__WHAT YOU SHOULD DO__: Return every line below in which "this" appears.

+++ MATERIALS PROVIDED

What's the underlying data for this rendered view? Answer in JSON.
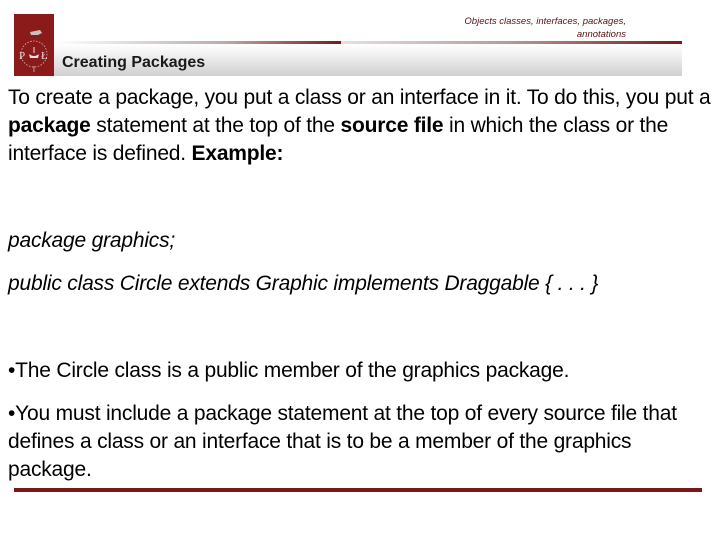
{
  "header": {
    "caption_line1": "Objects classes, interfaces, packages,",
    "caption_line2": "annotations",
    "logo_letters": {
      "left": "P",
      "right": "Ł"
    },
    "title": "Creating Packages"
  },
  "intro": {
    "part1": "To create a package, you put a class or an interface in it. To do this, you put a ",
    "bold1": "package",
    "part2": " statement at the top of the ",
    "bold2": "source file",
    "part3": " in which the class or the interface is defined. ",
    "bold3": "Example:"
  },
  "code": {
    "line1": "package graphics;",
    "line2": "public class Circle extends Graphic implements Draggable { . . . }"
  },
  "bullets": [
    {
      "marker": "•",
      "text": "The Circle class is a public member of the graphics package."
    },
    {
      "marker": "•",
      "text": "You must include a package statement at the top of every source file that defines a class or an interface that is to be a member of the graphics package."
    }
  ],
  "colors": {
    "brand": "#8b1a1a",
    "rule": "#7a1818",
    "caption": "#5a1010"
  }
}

++++++

__ANSWER FOR THE TASK__:
What's the underlying data for this rendered view? Answer in JSON.
    "part1": "To create a package, you put a class or an interface in it. To do this, you put a ",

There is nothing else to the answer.